* _RECORDS FOR THE TASK_:

--- BEGIN ---

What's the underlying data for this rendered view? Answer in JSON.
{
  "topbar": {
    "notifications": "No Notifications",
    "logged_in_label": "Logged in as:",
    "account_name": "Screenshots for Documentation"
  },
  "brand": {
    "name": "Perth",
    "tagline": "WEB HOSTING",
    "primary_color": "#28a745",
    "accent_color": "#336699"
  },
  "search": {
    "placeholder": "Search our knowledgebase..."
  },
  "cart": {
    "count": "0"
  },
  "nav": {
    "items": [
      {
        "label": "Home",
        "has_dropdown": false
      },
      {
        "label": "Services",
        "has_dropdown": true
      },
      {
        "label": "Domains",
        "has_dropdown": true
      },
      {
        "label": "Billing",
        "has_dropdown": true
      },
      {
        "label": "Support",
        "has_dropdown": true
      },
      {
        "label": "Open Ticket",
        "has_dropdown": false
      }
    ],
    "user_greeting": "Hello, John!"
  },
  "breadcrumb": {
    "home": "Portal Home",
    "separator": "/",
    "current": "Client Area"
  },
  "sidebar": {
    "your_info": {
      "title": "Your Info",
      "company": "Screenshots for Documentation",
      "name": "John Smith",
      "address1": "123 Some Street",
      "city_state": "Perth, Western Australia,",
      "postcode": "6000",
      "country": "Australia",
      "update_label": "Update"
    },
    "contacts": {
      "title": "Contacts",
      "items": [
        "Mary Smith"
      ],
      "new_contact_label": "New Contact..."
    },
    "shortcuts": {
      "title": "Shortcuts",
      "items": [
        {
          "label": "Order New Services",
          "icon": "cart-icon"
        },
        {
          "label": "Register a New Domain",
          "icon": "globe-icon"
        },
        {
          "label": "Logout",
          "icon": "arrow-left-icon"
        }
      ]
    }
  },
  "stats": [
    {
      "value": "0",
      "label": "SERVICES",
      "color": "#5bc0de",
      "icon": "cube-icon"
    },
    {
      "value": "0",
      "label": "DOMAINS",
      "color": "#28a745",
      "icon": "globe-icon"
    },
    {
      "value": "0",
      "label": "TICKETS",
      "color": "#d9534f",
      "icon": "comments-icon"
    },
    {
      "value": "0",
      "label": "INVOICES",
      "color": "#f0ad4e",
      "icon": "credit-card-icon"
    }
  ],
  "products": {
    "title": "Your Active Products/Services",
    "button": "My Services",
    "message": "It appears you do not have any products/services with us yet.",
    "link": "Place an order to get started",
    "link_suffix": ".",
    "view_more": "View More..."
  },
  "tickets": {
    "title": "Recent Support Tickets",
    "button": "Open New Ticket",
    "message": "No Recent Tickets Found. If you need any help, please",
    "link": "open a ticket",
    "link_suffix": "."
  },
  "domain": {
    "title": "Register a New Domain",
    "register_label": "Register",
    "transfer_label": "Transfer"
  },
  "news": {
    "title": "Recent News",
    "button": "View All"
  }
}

--- END ---

* _WHAT IS BEING ASKED_: From the records above, extract each line exactly as shown.

* _WORKED SOLUTION_:
What's the underlying data for this rendered view? Answer in JSON.
{
  "topbar": {
    "notifications": "No Notifications",
    "logged_in_label": "Logged in as:",
    "account_name": "Screenshots for Documentation"
  },
  "brand": {
    "name": "Perth",
    "tagline": "WEB HOSTING",
    "primary_color": "#28a745",
    "accent_color": "#336699"
  },
  "search": {
    "placeholder": "Search our knowledgebase..."
  },
  "cart": {
    "count": "0"
  },
  "nav": {
    "items": [
      {
        "label": "Home",
        "has_dropdown": false
      },
      {
        "label": "Services",
        "has_dropdown": true
      },
      {
        "label": "Domains",
        "has_dropdown": true
      },
      {
        "label": "Billing",
        "has_dropdown": true
      },
      {
        "label": "Support",
        "has_dropdown": true
      },
      {
        "label": "Open Ticket",
        "has_dropdown": false
      }
    ],
    "user_greeting": "Hello, John!"
  },
  "breadcrumb": {
    "home": "Portal Home",
    "separator": "/",
    "current": "Client Area"
  },
  "sidebar": {
    "your_info": {
      "title": "Your Info",
      "company": "Screenshots for Documentation",
      "name": "John Smith",
      "address1": "123 Some Street",
      "city_state": "Perth, Western Australia,",
      "postcode": "6000",
      "country": "Australia",
      "update_label": "Update"
    },
    "contacts": {
      "title": "Contacts",
      "items": [
        "Mary Smith"
      ],
      "new_contact_label": "New Contact..."
    },
    "shortcuts": {
      "title": "Shortcuts",
      "items": [
        {
          "label": "Order New Services",
          "icon": "cart-icon"
        },
        {
          "label": "Register a New Domain",
          "icon": "globe-icon"
        },
        {
          "label": "Logout",
          "icon": "arrow-left-icon"
        }
      ]
    }
  },
  "stats": [
    {
      "value": "0",
      "label": "SERVICES",
      "color": "#5bc0de",
      "icon": "cube-icon"
    },
    {
      "value": "0",
      "label": "DOMAINS",
      "color": "#28a745",
      "icon": "globe-icon"
    },
    {
      "value": "0",
      "label": "TICKETS",
      "color": "#d9534f",
      "icon": "comments-icon"
    },
    {
      "value": "0",
      "label": "INVOICES",
      "color": "#f0ad4e",
      "icon": "credit-card-icon"
    }
  ],
  "products": {
    "title": "Your Active Products/Services",
    "button": "My Services",
    "message": "It appears you do not have any products/services with us yet.",
    "link": "Place an order to get started",
    "link_suffix": ".",
    "view_more": "View More..."
  },
  "tickets": {
    "title": "Recent Support Tickets",
    "button": "Open New Ticket",
    "message": "No Recent Tickets Found. If you need any help, please",
    "link": "open a ticket",
    "link_suffix": "."
  },
  "domain": {
    "title": "Register a New Domain",
    "register_label": "Register",
    "transfer_label": "Transfer"
  },
  "news": {
    "title": "Recent News",
    "button": "View All"
  }
}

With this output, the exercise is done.